Data listing:
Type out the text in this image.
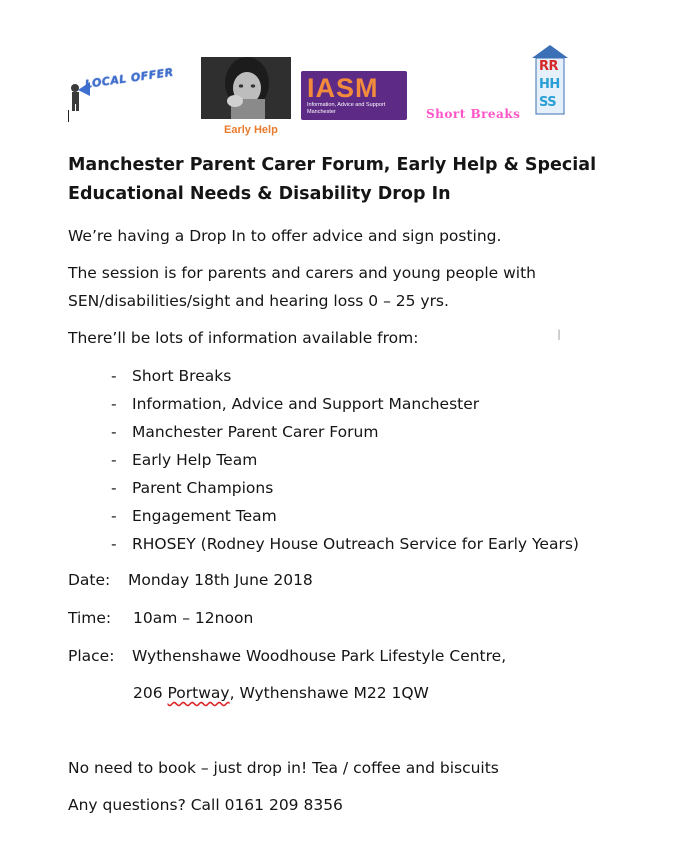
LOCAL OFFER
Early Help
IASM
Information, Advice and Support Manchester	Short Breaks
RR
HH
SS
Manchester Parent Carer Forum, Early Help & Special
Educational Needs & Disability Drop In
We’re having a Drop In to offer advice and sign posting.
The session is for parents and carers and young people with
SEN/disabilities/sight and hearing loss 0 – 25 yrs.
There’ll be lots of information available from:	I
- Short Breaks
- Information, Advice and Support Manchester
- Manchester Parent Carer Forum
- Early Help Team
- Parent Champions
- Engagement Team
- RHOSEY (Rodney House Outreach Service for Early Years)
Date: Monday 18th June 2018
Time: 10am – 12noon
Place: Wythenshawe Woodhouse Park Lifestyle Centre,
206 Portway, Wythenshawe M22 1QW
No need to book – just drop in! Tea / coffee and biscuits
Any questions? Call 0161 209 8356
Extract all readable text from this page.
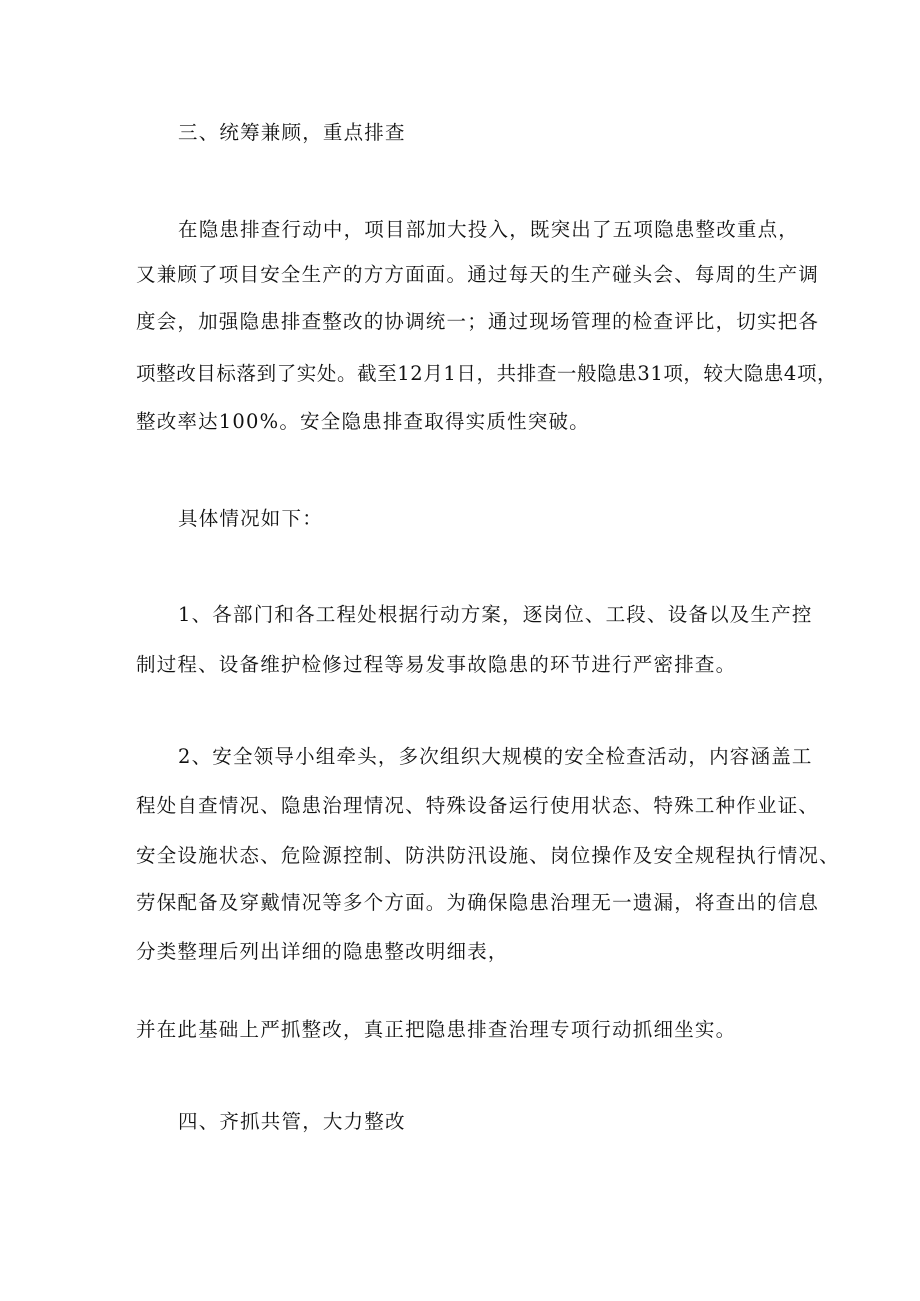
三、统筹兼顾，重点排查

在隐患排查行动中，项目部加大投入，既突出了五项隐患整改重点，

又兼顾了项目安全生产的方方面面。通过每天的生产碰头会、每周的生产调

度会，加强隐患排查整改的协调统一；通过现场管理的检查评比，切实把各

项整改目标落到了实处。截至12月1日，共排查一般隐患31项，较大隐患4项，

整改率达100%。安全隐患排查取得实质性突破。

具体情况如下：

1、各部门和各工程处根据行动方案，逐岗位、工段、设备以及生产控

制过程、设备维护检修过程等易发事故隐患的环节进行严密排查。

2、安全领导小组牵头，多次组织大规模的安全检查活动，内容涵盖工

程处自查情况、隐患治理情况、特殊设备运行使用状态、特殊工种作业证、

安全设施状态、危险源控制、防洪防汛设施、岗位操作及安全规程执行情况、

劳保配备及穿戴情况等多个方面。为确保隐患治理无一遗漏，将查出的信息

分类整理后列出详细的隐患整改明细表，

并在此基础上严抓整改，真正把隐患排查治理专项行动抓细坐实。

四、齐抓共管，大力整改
---
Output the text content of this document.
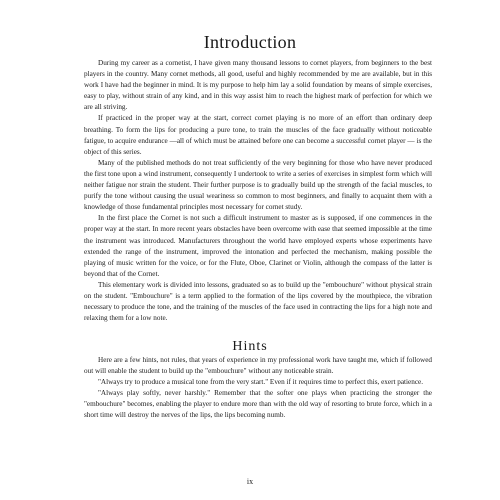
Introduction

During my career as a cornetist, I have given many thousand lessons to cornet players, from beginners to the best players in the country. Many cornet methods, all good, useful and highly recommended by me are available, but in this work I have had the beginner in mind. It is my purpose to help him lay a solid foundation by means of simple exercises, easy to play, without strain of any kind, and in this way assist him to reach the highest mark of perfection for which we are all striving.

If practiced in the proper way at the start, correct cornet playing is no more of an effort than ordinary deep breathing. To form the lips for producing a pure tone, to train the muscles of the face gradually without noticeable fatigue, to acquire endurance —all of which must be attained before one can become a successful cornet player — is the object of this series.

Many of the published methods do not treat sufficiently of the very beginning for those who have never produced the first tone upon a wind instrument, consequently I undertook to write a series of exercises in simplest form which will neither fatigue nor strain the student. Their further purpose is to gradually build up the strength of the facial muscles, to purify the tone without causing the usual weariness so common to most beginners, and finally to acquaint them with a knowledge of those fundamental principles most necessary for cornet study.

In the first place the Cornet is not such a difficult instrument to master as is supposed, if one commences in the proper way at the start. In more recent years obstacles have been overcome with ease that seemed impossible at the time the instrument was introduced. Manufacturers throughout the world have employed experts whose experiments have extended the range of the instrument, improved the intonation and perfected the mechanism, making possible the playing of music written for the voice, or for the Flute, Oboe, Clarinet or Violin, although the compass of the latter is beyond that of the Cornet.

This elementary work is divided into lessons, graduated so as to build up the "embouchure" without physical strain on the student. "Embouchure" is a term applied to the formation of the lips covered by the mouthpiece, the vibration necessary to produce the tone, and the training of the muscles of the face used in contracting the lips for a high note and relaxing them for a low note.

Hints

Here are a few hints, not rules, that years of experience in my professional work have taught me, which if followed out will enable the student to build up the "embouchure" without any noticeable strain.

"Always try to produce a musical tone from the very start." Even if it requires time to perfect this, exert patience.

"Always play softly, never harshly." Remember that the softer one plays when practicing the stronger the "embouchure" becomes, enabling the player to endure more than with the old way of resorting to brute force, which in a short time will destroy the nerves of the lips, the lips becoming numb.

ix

WRITTEN PROBLEM: Pull out every line of the records above that contains the word "gradually".

RESULT:
If practiced in the proper way at the start, correct cornet playing is no more of an effort than ordinary deep breathing. To form the lips for producing a pure tone, to train the muscles of the face gradually without noticeable fatigue, to acquire endurance —all of which must be attained before one can become a successful cornet player — is the object of this series.
Many of the published methods do not treat sufficiently of the very beginning for those who have never produced the first tone upon a wind instrument, consequently I undertook to write a series of exercises in simplest form which will neither fatigue nor strain the student. Their further purpose is to gradually build up the strength of the facial muscles, to purify the tone without causing the usual weariness so common to most beginners, and finally to acquaint them with a knowledge of those fundamental principles most necessary for cornet study.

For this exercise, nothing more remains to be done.